◆ **What you have to do**: Copy out verbatim every line of the items, starting with the line containing "- legend-label: 군: [495, 95, 502, 104]" and going on through the line containing "- table-group-header: 전국", both included. Output only those lines.
┌──
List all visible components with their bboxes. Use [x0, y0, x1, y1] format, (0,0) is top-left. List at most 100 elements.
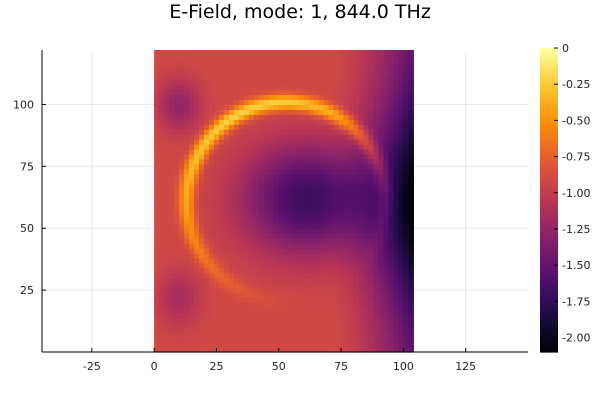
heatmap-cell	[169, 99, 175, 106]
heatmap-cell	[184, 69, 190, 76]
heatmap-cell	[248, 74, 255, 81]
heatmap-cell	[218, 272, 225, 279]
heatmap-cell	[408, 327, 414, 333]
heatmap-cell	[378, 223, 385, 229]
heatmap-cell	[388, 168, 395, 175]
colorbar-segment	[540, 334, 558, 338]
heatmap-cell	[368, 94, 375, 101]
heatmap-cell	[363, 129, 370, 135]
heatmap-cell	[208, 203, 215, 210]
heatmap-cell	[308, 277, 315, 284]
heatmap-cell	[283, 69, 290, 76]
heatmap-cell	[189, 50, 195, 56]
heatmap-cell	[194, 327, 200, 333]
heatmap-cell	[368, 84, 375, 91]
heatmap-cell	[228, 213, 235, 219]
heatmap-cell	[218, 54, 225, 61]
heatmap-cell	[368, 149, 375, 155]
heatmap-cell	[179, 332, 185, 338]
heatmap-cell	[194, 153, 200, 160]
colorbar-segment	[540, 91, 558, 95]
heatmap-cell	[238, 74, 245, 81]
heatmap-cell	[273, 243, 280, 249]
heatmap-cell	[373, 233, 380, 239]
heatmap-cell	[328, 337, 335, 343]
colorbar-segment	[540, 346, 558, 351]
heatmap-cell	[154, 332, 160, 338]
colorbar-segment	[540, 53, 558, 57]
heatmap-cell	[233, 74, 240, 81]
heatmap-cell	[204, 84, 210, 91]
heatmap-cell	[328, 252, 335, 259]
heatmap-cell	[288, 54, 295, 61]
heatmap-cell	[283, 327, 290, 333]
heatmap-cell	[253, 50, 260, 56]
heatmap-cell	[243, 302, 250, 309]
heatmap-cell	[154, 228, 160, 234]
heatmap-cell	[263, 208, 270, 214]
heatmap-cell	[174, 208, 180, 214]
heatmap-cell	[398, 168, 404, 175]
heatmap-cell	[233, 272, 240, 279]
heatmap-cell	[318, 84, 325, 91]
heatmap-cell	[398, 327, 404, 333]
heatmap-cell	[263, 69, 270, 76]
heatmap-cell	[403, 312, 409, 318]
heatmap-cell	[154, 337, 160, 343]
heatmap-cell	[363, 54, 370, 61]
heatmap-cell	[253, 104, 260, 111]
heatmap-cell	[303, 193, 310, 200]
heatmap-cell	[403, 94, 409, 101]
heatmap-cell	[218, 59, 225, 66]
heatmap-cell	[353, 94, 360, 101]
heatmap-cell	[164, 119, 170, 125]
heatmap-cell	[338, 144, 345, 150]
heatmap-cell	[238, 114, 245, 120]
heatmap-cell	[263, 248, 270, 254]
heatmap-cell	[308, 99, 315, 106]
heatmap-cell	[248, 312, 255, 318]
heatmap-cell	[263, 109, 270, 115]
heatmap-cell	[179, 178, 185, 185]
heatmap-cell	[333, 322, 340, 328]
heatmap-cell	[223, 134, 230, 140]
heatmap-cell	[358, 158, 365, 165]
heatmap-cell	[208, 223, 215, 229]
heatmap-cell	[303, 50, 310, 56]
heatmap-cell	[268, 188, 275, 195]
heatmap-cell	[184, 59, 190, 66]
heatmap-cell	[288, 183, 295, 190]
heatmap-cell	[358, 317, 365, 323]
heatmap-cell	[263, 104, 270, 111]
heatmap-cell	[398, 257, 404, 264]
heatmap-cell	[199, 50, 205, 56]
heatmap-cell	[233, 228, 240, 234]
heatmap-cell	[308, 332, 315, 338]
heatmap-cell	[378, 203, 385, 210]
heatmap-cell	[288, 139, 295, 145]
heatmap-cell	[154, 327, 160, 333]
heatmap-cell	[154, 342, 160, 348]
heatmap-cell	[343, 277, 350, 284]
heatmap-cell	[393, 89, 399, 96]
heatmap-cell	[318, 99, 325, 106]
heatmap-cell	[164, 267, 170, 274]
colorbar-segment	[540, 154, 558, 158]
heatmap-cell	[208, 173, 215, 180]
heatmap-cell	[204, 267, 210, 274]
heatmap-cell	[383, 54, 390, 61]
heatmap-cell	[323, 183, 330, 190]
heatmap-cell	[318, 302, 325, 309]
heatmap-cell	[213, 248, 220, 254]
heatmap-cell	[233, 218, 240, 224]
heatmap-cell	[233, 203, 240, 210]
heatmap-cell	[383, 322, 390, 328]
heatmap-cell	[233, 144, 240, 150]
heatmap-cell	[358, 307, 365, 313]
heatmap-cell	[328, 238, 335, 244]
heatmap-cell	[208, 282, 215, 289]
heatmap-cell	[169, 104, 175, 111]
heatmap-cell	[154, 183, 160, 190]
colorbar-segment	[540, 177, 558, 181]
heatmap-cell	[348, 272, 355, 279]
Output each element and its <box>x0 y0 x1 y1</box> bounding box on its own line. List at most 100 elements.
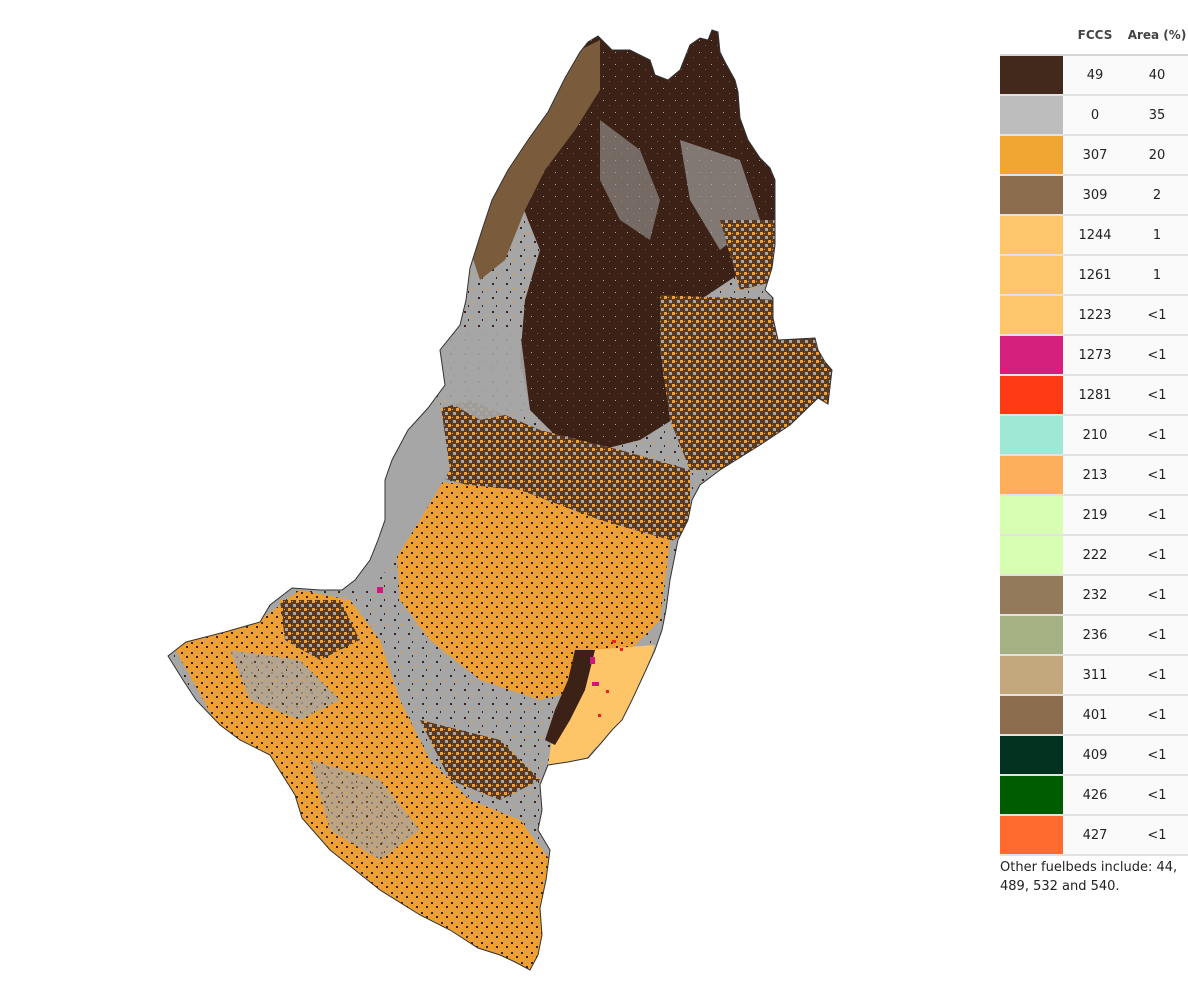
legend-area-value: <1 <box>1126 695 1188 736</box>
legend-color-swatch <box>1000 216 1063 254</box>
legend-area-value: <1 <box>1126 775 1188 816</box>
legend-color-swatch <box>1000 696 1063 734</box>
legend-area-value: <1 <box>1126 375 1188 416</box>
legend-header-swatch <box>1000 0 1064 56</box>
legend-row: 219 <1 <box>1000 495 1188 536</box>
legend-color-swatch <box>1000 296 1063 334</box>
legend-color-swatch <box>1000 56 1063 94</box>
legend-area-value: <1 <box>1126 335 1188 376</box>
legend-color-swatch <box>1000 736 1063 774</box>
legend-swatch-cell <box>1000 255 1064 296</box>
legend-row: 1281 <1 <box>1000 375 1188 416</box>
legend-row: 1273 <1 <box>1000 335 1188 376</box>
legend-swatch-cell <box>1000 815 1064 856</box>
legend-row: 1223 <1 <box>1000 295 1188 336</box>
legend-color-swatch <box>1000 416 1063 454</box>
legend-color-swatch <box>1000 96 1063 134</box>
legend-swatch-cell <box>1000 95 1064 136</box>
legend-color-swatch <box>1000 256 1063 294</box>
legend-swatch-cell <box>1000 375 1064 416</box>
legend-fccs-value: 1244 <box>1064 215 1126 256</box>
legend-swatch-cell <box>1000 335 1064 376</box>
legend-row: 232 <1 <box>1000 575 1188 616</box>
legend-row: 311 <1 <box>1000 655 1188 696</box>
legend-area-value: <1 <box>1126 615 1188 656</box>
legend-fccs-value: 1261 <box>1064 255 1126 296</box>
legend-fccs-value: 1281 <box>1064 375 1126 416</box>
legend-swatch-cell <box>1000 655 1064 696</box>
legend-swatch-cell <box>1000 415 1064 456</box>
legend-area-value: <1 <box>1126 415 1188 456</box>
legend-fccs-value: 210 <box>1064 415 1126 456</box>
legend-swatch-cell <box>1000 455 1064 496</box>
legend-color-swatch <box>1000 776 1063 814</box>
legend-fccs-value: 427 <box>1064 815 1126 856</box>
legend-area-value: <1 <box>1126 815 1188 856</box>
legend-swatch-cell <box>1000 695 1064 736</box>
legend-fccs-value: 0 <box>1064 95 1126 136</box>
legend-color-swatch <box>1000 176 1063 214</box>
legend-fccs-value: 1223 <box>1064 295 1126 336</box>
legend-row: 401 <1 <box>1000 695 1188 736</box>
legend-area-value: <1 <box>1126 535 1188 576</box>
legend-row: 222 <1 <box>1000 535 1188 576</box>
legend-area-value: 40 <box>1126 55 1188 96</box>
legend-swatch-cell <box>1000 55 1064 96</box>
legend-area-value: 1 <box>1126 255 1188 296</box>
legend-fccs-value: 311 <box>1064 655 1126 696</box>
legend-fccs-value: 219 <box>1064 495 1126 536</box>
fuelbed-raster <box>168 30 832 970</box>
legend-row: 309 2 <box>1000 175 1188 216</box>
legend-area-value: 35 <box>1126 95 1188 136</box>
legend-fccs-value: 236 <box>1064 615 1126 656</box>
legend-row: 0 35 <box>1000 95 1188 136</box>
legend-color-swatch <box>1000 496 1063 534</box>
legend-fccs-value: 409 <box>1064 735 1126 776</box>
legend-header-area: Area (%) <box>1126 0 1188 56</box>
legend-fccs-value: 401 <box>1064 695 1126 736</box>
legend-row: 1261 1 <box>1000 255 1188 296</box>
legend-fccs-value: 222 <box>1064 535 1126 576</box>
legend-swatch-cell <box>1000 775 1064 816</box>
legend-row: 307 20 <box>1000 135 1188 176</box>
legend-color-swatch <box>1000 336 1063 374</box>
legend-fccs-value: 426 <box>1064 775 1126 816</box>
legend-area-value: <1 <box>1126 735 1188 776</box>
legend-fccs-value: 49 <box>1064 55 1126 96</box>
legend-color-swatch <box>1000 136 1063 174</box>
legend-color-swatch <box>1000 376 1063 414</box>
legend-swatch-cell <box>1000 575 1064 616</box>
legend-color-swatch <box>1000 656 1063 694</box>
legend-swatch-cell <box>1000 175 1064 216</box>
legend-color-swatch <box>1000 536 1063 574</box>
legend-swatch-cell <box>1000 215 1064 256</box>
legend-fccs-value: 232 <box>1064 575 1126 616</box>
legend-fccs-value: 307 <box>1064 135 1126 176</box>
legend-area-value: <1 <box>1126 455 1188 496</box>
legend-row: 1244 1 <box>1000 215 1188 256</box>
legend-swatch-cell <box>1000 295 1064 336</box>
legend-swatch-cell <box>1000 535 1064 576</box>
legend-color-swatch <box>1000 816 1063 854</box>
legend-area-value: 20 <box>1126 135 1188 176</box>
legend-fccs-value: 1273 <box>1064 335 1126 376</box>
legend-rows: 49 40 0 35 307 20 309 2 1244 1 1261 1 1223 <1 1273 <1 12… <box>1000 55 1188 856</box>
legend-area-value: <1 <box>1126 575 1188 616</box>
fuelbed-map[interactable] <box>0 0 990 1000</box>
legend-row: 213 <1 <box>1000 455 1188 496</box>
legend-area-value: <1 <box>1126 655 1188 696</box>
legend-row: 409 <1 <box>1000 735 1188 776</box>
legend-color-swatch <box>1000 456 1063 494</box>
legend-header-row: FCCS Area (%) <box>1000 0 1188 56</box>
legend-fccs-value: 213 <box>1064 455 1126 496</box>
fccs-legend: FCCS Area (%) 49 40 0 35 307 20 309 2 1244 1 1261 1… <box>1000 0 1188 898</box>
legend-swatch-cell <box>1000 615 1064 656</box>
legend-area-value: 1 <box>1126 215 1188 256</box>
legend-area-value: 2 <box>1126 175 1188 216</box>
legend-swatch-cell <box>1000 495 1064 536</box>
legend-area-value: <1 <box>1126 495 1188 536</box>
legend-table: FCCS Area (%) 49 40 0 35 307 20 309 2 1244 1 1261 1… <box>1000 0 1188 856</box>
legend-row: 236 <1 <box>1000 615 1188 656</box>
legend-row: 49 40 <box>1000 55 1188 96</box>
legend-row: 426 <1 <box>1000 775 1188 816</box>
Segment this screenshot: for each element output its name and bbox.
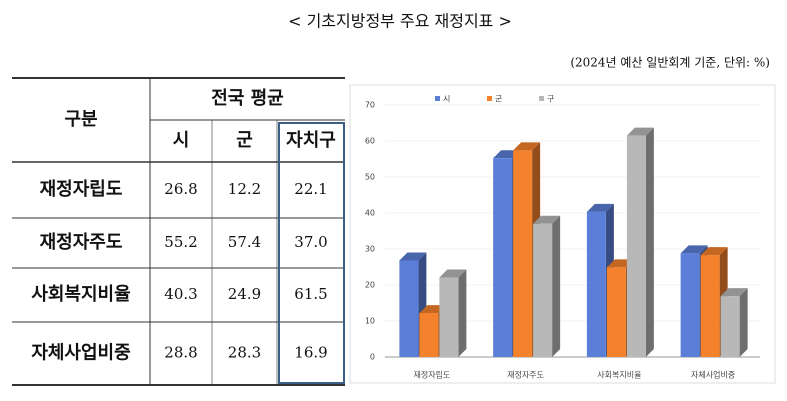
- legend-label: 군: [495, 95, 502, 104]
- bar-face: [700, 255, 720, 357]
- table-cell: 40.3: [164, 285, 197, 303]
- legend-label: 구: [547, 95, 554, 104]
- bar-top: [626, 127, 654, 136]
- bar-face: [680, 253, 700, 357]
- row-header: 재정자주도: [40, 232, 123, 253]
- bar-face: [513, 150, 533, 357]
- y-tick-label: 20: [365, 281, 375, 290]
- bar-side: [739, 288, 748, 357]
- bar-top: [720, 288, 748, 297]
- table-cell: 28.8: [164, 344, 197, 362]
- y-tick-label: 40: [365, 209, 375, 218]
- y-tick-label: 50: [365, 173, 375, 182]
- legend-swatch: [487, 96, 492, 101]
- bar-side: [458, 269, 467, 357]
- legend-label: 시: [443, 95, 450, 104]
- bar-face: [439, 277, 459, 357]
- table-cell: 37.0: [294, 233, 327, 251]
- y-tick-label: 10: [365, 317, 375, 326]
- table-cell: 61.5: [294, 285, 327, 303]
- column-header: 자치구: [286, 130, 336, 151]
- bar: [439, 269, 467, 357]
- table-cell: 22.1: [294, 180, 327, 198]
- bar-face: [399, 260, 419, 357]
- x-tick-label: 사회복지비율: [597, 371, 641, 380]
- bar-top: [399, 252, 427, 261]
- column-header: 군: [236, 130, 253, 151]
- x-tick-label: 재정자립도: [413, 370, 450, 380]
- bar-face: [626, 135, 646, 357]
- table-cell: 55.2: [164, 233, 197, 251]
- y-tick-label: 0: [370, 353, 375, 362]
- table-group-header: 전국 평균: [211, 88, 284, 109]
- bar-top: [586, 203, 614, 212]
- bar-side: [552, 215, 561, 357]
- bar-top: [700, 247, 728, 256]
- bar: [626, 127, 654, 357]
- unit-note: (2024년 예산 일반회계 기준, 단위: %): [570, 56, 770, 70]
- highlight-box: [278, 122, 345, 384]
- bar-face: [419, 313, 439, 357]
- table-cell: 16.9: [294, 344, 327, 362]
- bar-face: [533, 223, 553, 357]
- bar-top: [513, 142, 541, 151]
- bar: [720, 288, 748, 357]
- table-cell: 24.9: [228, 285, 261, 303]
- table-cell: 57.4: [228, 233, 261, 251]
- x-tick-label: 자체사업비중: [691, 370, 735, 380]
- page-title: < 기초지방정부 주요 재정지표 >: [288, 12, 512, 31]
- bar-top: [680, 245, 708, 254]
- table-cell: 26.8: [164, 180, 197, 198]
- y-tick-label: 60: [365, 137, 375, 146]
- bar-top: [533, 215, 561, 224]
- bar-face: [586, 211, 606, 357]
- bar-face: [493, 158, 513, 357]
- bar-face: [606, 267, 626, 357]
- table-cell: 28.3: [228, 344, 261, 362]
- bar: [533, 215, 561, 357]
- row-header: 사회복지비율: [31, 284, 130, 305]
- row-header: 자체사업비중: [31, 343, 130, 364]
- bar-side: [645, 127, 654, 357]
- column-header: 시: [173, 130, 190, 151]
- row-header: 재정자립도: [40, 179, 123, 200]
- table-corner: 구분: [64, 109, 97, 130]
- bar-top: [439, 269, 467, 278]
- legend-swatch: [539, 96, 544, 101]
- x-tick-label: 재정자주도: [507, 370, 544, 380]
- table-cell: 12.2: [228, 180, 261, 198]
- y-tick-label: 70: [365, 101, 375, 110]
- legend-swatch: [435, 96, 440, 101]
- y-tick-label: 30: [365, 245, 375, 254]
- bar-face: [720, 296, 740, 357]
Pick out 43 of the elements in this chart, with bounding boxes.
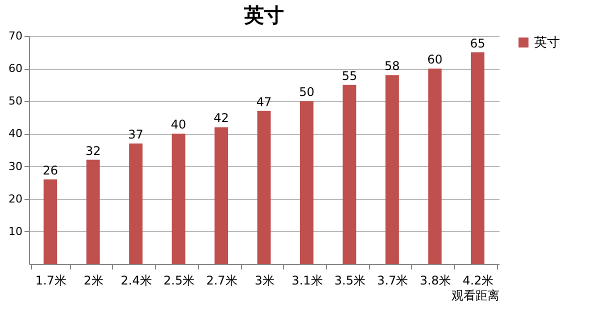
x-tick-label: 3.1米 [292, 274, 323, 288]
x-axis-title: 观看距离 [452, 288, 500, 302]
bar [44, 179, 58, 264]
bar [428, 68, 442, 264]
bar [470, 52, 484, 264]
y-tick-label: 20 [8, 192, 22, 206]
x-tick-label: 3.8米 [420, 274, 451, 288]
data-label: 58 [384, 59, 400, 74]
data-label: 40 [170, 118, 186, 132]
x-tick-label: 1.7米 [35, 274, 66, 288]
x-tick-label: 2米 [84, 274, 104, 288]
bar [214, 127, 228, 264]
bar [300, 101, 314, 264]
└──
◆ **Response to this task**:
- legend-label: 군: [495, 95, 502, 104]
- bar-face: [700, 255, 720, 357]
- table-cell: 40.3: [164, 285, 197, 303]
- legend-label: 구: [547, 95, 554, 104]
- bar-top: [626, 127, 654, 136]
- bar-face: [680, 253, 700, 357]
- row-header: 재정자주도: [40, 232, 123, 253]
- bar-face: [513, 150, 533, 357]
- y-tick-label: 20: [365, 281, 375, 290]
- bar-side: [739, 288, 748, 357]
- bar-top: [720, 288, 748, 297]
- table-cell: 28.8: [164, 344, 197, 362]
- y-tick-label: 40: [365, 209, 375, 218]
- y-tick-label: 50: [365, 173, 375, 182]
- legend-swatch: [487, 96, 492, 101]
- bar-side: [458, 269, 467, 357]
- legend-label: 시: [443, 95, 450, 104]
- bar-face: [439, 277, 459, 357]
- table-cell: 37.0: [294, 233, 327, 251]
- y-tick-label: 10: [365, 317, 375, 326]
- table-cell: 61.5: [294, 285, 327, 303]
- column-header: 자치구: [286, 130, 336, 151]
- bar: [439, 269, 467, 357]
- table-cell: 22.1: [294, 180, 327, 198]
- bar-face: [399, 260, 419, 357]
- x-tick-label: 사회복지비율: [597, 371, 641, 380]
- bar-top: [399, 252, 427, 261]
- column-header: 군: [236, 130, 253, 151]
- x-tick-label: 재정자립도: [413, 370, 450, 380]
- bar-face: [626, 135, 646, 357]
- table-cell: 55.2: [164, 233, 197, 251]
- y-tick-label: 0: [370, 353, 375, 362]
- table-group-header: 전국 평균: [211, 88, 284, 109]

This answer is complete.